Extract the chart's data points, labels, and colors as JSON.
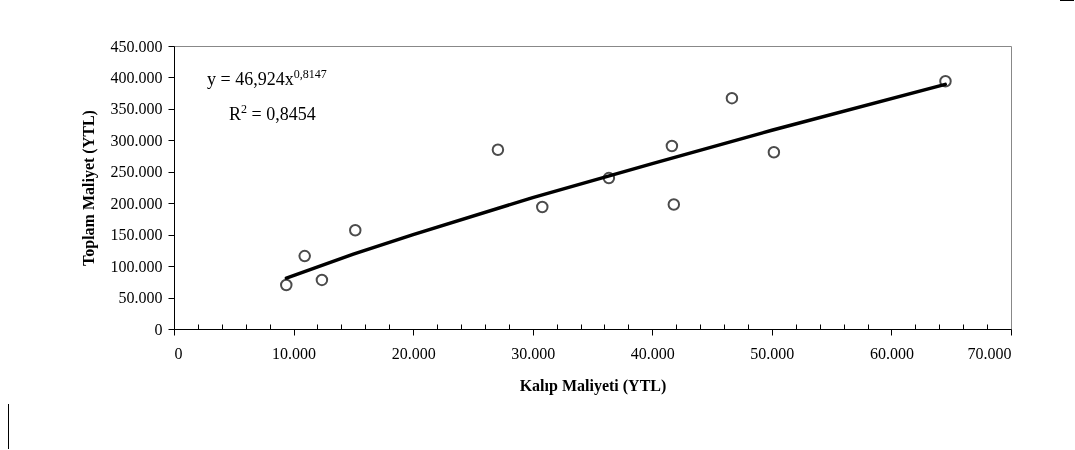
{
  "chart_data": {
    "type": "scatter",
    "xlabel": "Kalıp Maliyeti (YTL)",
    "ylabel": "Toplam Maliyet (YTL)",
    "annotations": [
      "y = 46,924x$^{0,8147}$",
      "R$^{2}$ = 0,8454"
    ],
    "series": [
      {
        "type": "scatter",
        "color": "#000000",
        "marker": "circle",
        "x": [
          9390,
          10930,
          12370,
          15160,
          27090,
          30800,
          36370,
          41640,
          41800,
          46660,
          50170,
          64520
        ],
        "values": [
          70000,
          116000,
          78000,
          157000,
          285000,
          194000,
          240000,
          291000,
          198000,
          367000,
          281000,
          394000
        ]
      },
      {
        "type": "line",
        "color": "#000000",
        "marker": "none",
        "x": [
          9400,
          15000,
          20000,
          30000,
          40000,
          50000,
          64500
        ],
        "values": [
          81000,
          119000,
          150000,
          209000,
          263000,
          316000,
          389000
        ]
      }
    ],
    "xlim": [
      0,
      70000
    ],
    "xticks": [
      0,
      {
        "value": 2000,
        "label": null
      },
      {
        "value": 4000,
        "label": null
      },
      {
        "value": 6000,
        "label": null
      },
      {
        "value": 8000,
        "label": null
      },
      {
        "value": 10000,
        "label": "10.000"
      },
      {
        "value": 12000,
        "label": null
      },
      {
        "value": 14000,
        "label": null
      },
      {
        "value": 16000,
        "label": null
      },
      {
        "value": 18000,
        "label": null
      },
      {
        "value": 20000,
        "label": "20.000"
      },
      {
        "value": 22000,
        "label": null
      },
      {
        "value": 24000,
        "label": null
      },
      {
        "value": 26000,
        "label": null
      },
      {
        "value": 28000,
        "label": null
      },
      {
        "value": 30000,
        "label": "30.000"
      },
      {
        "value": 32000,
        "label": null
      },
      {
        "value": 34000,
        "label": null
      },
      {
        "value": 36000,
        "label": null
      },
      {
        "value": 38000,
        "label": null
      },
      {
        "value": 40000,
        "label": "40.000"
      },
      {
        "value": 42000,
        "label": null
      },
      {
        "value": 44000,
        "label": null
      },
      {
        "value": 46000,
        "label": null
      },
      {
        "value": 48000,
        "label": null
      },
      {
        "value": 50000,
        "label": "50.000"
      },
      {
        "value": 52000,
        "label": null
      },
      {
        "value": 54000,
        "label": null
      },
      {
        "value": 56000,
        "label": null
      },
      {
        "value": 58000,
        "label": null
      },
      {
        "value": 60000,
        "label": "60.000"
      },
      {
        "value": 62000,
        "label": null
      },
      {
        "value": 64000,
        "label": null
      },
      {
        "value": 66000,
        "label": null
      },
      {
        "value": 68000,
        "label": null
      },
      {
        "value": 70000,
        "label": "70.000"
      }
    ],
    "ylim": [
      0,
      450000
    ],
    "yticks": [
      0,
      {
        "value": 50000,
        "label": "50.000"
      },
      {
        "value": 100000,
        "label": "100.000"
      },
      {
        "value": 150000,
        "label": "150.000"
      },
      {
        "value": 200000,
        "label": "200.000"
      },
      {
        "value": 250000,
        "label": "250.000"
      },
      {
        "value": 300000,
        "label": "300.000"
      },
      {
        "value": 350000,
        "label": "350.000"
      },
      {
        "value": 400000,
        "label": "400.000"
      },
      {
        "value": 450000,
        "label": "450.000"
      }
    ],
    "grid": false,
    "legend": false
  }
}
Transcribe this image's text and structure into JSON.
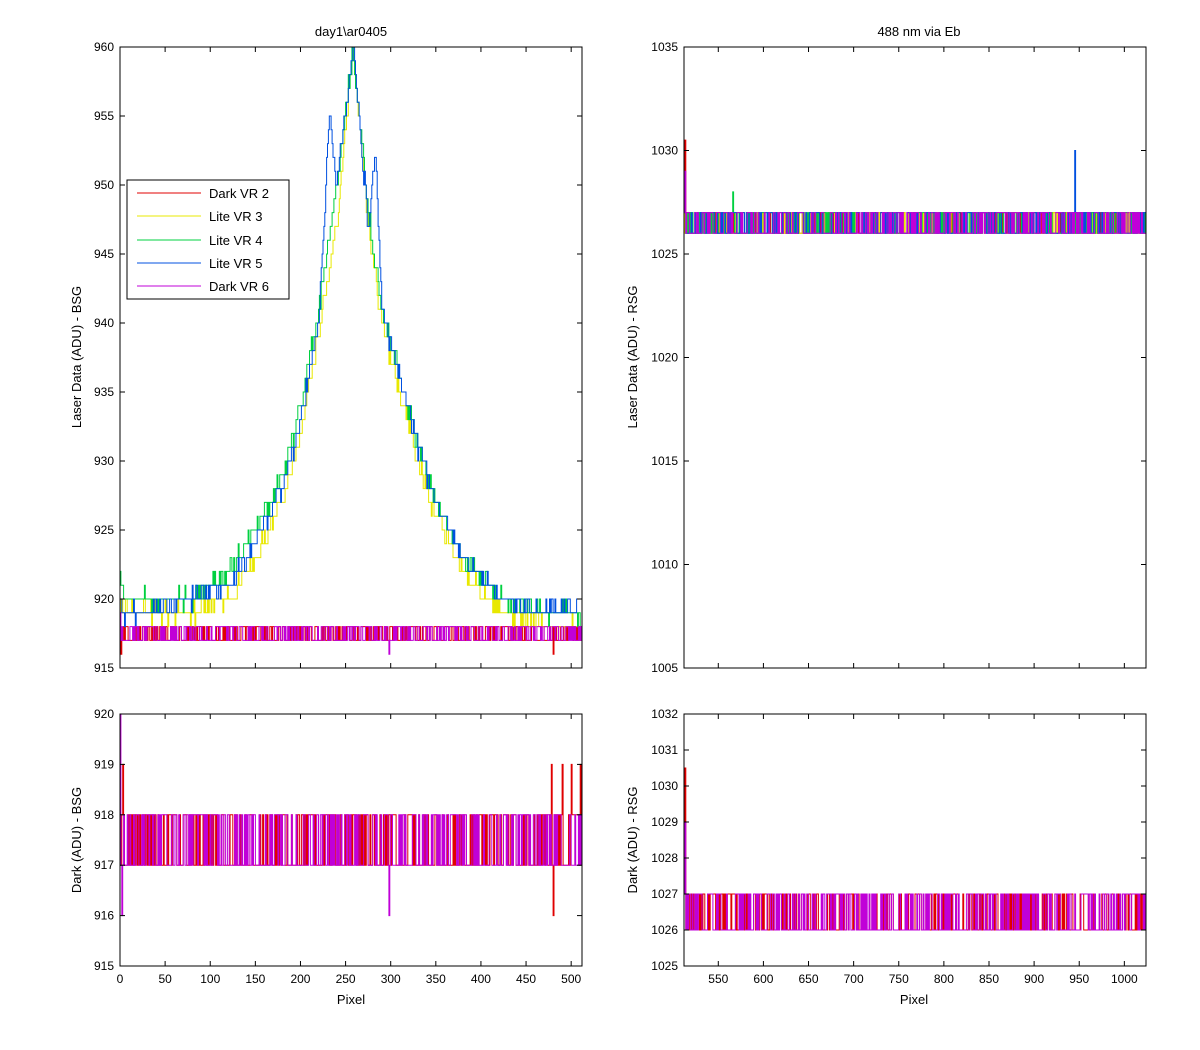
{
  "figure": {
    "panels": [
      {
        "id": "top_left",
        "title": "day1\\ar0405",
        "ylabel": "Laser Data (ADU) - BSG",
        "xlabel": "",
        "xlim": [
          0,
          512
        ],
        "ylim": [
          915,
          960
        ]
      },
      {
        "id": "top_right",
        "title": "488 nm via Eb",
        "ylabel": "Laser Data (ADU) - RSG",
        "xlabel": "",
        "xlim": [
          512,
          1024
        ],
        "ylim": [
          1005,
          1035
        ]
      },
      {
        "id": "bottom_left",
        "title": "",
        "ylabel": "Dark (ADU) - BSG",
        "xlabel": "Pixel",
        "xlim": [
          0,
          512
        ],
        "ylim": [
          915,
          920
        ]
      },
      {
        "id": "bottom_right",
        "title": "",
        "ylabel": "Dark (ADU) - RSG",
        "xlabel": "Pixel",
        "xlim": [
          512,
          1024
        ],
        "ylim": [
          1025,
          1032
        ]
      }
    ],
    "legend": {
      "placement": "upper-left of top-left panel",
      "entries": [
        {
          "name": "Dark VR 2",
          "color": "#e00000"
        },
        {
          "name": "Lite VR 3",
          "color": "#e8e800"
        },
        {
          "name": "Lite VR 4",
          "color": "#00d040"
        },
        {
          "name": "Lite VR 5",
          "color": "#0050e0"
        },
        {
          "name": "Dark VR 6",
          "color": "#c000d8"
        }
      ]
    }
  },
  "chart_data": [
    {
      "type": "line",
      "panel": "top_left",
      "title": "day1\\ar0405",
      "ylabel": "Laser Data (ADU) - BSG",
      "xlim": [
        0,
        512
      ],
      "ylim": [
        915,
        960
      ],
      "xticks": [
        0,
        50,
        100,
        150,
        200,
        250,
        300,
        350,
        400,
        450,
        500
      ],
      "yticks": [
        915,
        920,
        925,
        930,
        935,
        940,
        945,
        950,
        955,
        960
      ],
      "show_xtick_labels": false,
      "series": [
        {
          "name": "Dark VR 2",
          "color": "#e00000",
          "kind": "noise",
          "base": 917,
          "alt": 918,
          "spikes": [
            [
              1,
              916
            ],
            [
              480,
              916
            ]
          ]
        },
        {
          "name": "Lite VR 3",
          "color": "#e8e800",
          "kind": "peak",
          "x": [
            0,
            5,
            30,
            80,
            120,
            150,
            180,
            200,
            220,
            240,
            258,
            275,
            290,
            310,
            330,
            350,
            380,
            420,
            470,
            512
          ],
          "y": [
            920,
            919,
            919,
            919,
            920,
            923,
            927,
            932,
            939,
            947,
            960,
            947,
            940,
            935,
            930,
            926,
            922,
            919,
            918,
            918
          ]
        },
        {
          "name": "Lite VR 4",
          "color": "#00d040",
          "kind": "peak",
          "x": [
            0,
            5,
            30,
            80,
            120,
            150,
            180,
            200,
            220,
            240,
            258,
            275,
            290,
            310,
            330,
            350,
            380,
            420,
            470,
            512
          ],
          "y": [
            922,
            920,
            920,
            920,
            922,
            925,
            929,
            934,
            941,
            950,
            960,
            948,
            941,
            936,
            931,
            927,
            923,
            920,
            919,
            919
          ]
        },
        {
          "name": "Lite VR 5",
          "color": "#0050e0",
          "kind": "peak",
          "x": [
            0,
            5,
            30,
            80,
            120,
            150,
            180,
            200,
            220,
            232,
            240,
            258,
            275,
            283,
            290,
            310,
            330,
            350,
            380,
            420,
            470,
            512
          ],
          "y": [
            920,
            919,
            919,
            920,
            921,
            924,
            928,
            933,
            940,
            955,
            950,
            960,
            947,
            952,
            941,
            936,
            931,
            927,
            923,
            920,
            919,
            920
          ]
        },
        {
          "name": "Dark VR 6",
          "color": "#c000d8",
          "kind": "noise",
          "base": 917,
          "alt": 918,
          "spikes": [
            [
              0,
              919
            ],
            [
              298,
              916
            ]
          ]
        }
      ]
    },
    {
      "type": "line",
      "panel": "top_right",
      "title": "488 nm via Eb",
      "ylabel": "Laser Data (ADU) - RSG",
      "xlim": [
        512,
        1024
      ],
      "ylim": [
        1005,
        1035
      ],
      "xticks": [
        550,
        600,
        650,
        700,
        750,
        800,
        850,
        900,
        950,
        1000
      ],
      "yticks": [
        1005,
        1010,
        1015,
        1020,
        1025,
        1030,
        1035
      ],
      "show_xtick_labels": false,
      "series": [
        {
          "name": "Dark VR 2",
          "color": "#e00000",
          "kind": "noise",
          "base": 1026,
          "alt": 1027,
          "spikes": [
            [
              513,
              1030.5
            ]
          ]
        },
        {
          "name": "Lite VR 3",
          "color": "#e8e800",
          "kind": "noise",
          "base": 1026,
          "alt": 1027,
          "spikes": []
        },
        {
          "name": "Lite VR 4",
          "color": "#00d040",
          "kind": "noise",
          "base": 1026,
          "alt": 1027,
          "spikes": [
            [
              566,
              1028
            ]
          ]
        },
        {
          "name": "Lite VR 5",
          "color": "#0050e0",
          "kind": "noise",
          "base": 1026,
          "alt": 1027,
          "spikes": [
            [
              945,
              1030
            ]
          ]
        },
        {
          "name": "Dark VR 6",
          "color": "#c000d8",
          "kind": "noise",
          "base": 1026,
          "alt": 1027,
          "spikes": [
            [
              513,
              1029
            ]
          ]
        }
      ]
    },
    {
      "type": "line",
      "panel": "bottom_left",
      "ylabel": "Dark (ADU) - BSG",
      "xlabel": "Pixel",
      "xlim": [
        0,
        512
      ],
      "ylim": [
        915,
        920
      ],
      "xticks": [
        0,
        50,
        100,
        150,
        200,
        250,
        300,
        350,
        400,
        450,
        500
      ],
      "yticks": [
        915,
        916,
        917,
        918,
        919,
        920
      ],
      "show_xtick_labels": true,
      "series": [
        {
          "name": "Dark VR 2",
          "color": "#e00000",
          "kind": "noise",
          "base": 917,
          "alt": 918,
          "spikes": [
            [
              3,
              919
            ],
            [
              478,
              919
            ],
            [
              480,
              916
            ],
            [
              490,
              919
            ],
            [
              500,
              919
            ],
            [
              510,
              919
            ]
          ]
        },
        {
          "name": "Dark VR 6",
          "color": "#c000d8",
          "kind": "noise",
          "base": 917,
          "alt": 918,
          "spikes": [
            [
              0,
              920
            ],
            [
              2,
              916
            ],
            [
              298,
              916
            ]
          ]
        }
      ]
    },
    {
      "type": "line",
      "panel": "bottom_right",
      "ylabel": "Dark (ADU) - RSG",
      "xlabel": "Pixel",
      "xlim": [
        512,
        1024
      ],
      "ylim": [
        1025,
        1032
      ],
      "xticks": [
        550,
        600,
        650,
        700,
        750,
        800,
        850,
        900,
        950,
        1000
      ],
      "yticks": [
        1025,
        1026,
        1027,
        1028,
        1029,
        1030,
        1031,
        1032
      ],
      "show_xtick_labels": true,
      "series": [
        {
          "name": "Dark VR 2",
          "color": "#e00000",
          "kind": "noise",
          "base": 1026,
          "alt": 1027,
          "spikes": [
            [
              513,
              1030.5
            ]
          ]
        },
        {
          "name": "Dark VR 6",
          "color": "#c000d8",
          "kind": "noise",
          "base": 1026,
          "alt": 1027,
          "spikes": [
            [
              513,
              1029
            ]
          ]
        }
      ]
    }
  ]
}
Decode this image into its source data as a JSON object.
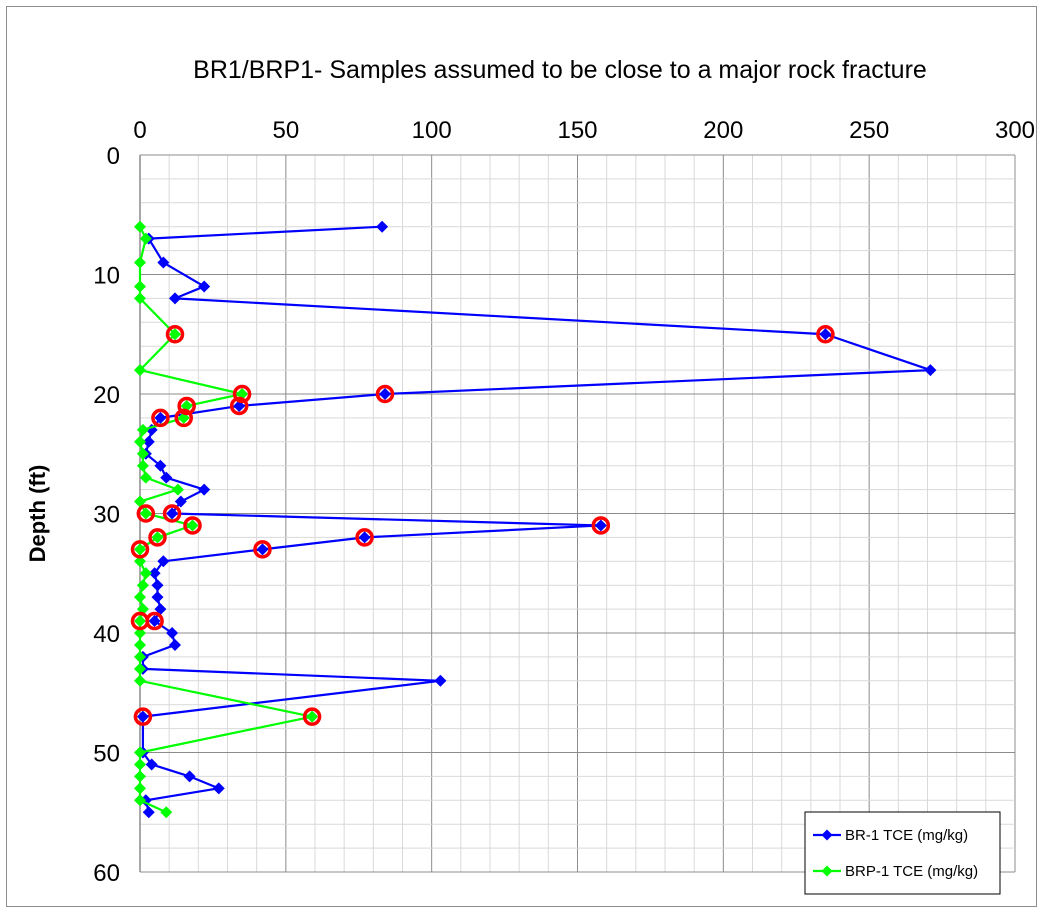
--------------------------------------------------
§ TO DO:
Go through the listing above and return every line where the word "image" occurs.

§ EXERCISE RESULT:
Transcribe this image's text and structure into JSON.
Decode this image into its source data as a JSON object.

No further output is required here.